=== Aim ===
Which lines hold the word "name"? Copy each one.

= = =

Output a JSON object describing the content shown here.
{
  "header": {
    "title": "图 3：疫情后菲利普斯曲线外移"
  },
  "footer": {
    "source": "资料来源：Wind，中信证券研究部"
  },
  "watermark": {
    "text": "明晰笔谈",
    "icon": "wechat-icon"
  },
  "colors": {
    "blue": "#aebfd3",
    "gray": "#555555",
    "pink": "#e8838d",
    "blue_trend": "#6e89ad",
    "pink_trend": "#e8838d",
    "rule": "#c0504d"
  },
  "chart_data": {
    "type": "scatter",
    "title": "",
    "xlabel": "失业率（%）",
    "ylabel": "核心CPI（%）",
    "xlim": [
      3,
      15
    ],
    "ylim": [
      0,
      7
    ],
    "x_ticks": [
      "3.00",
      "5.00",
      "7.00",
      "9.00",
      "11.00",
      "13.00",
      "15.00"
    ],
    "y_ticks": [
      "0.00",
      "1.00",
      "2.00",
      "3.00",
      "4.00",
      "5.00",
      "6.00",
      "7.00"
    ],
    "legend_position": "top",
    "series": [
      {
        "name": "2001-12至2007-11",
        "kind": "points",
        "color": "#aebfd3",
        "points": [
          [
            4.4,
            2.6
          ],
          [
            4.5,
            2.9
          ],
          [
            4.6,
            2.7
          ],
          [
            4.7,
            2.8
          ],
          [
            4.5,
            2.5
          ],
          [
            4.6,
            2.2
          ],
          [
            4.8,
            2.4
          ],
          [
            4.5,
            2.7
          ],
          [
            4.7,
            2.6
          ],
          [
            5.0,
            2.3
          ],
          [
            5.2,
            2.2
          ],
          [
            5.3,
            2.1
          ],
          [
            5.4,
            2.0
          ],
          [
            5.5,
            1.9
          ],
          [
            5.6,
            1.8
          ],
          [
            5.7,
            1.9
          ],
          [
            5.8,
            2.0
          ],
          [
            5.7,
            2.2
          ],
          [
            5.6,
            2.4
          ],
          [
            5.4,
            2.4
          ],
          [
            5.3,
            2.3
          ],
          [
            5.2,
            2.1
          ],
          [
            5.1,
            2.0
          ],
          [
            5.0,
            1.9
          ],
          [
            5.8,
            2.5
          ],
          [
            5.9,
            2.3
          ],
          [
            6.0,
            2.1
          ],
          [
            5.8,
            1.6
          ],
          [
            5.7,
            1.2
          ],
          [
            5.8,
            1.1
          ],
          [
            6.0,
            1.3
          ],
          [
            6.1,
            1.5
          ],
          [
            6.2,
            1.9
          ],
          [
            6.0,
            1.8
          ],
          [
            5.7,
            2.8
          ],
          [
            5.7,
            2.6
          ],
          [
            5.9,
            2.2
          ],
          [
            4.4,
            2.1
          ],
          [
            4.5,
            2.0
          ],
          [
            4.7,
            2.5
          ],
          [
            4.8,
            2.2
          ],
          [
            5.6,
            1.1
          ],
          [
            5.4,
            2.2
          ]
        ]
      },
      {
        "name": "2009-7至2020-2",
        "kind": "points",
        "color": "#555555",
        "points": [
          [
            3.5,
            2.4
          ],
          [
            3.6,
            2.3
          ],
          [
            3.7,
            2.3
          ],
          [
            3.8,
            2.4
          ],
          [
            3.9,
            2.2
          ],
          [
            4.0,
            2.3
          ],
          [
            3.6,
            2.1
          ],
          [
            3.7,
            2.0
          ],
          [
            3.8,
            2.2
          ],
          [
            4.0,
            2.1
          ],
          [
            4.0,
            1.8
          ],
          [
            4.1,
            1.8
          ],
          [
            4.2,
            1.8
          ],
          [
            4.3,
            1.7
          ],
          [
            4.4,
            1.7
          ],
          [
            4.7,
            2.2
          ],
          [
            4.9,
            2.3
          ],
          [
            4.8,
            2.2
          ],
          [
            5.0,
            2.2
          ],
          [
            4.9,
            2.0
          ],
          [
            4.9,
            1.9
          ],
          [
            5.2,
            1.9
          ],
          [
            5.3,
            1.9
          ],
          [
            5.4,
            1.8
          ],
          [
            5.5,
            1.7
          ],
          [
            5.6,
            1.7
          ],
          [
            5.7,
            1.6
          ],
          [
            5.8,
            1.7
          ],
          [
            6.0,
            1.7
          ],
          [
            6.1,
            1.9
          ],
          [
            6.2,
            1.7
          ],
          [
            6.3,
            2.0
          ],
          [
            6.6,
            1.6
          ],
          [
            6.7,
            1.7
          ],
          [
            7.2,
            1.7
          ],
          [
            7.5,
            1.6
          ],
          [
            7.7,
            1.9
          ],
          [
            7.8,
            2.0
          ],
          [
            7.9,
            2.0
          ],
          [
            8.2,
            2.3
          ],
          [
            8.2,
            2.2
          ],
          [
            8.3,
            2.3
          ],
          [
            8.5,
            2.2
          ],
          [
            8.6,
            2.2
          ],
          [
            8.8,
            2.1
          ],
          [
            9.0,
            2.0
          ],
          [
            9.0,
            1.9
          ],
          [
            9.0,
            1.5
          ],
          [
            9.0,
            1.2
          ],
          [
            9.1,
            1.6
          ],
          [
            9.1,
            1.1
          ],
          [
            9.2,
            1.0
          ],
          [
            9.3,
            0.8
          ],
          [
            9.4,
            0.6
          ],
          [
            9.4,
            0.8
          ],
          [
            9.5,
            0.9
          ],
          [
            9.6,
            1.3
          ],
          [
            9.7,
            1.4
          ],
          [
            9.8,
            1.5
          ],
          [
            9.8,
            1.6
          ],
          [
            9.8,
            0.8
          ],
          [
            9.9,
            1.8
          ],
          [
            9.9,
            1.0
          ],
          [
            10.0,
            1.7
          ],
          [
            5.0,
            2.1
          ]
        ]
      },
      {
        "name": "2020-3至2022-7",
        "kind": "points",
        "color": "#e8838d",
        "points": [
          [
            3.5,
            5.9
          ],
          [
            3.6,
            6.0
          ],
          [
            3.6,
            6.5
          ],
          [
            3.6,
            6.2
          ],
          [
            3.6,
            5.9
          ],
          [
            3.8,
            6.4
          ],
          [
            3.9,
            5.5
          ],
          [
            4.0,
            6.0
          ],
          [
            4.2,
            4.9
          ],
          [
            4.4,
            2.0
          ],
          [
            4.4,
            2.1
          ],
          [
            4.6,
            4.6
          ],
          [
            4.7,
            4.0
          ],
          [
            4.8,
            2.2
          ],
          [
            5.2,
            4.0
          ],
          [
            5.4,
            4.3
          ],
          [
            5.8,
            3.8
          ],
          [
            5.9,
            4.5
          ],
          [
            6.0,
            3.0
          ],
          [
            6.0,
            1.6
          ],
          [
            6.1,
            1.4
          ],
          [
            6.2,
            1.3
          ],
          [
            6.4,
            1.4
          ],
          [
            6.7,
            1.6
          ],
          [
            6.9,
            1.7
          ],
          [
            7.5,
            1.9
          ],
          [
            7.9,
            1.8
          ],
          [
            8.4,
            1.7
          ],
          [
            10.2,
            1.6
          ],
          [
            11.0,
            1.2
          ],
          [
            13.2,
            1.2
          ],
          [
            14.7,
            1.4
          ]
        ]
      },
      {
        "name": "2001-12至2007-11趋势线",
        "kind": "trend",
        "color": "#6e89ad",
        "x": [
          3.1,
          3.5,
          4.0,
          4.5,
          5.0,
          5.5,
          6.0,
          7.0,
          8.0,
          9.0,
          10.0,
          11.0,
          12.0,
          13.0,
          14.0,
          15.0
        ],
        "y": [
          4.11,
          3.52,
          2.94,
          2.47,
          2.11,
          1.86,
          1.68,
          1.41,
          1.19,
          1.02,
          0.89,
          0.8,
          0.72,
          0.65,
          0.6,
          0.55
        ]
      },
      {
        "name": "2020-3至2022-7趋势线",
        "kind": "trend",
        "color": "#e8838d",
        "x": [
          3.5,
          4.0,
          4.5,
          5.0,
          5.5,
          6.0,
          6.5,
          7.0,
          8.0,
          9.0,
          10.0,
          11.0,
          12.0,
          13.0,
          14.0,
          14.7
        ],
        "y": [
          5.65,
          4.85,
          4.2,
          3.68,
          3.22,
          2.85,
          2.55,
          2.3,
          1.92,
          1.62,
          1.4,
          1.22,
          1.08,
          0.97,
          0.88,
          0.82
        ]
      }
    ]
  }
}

= = =

=== Result for this task ===
        "name": "2001-12至2007-11",
        "name": "2009-7至2020-2",
        "name": "2020-3至2022-7",
        "name": "2001-12至2007-11趋势线",
        "name": "2020-3至2022-7趋势线",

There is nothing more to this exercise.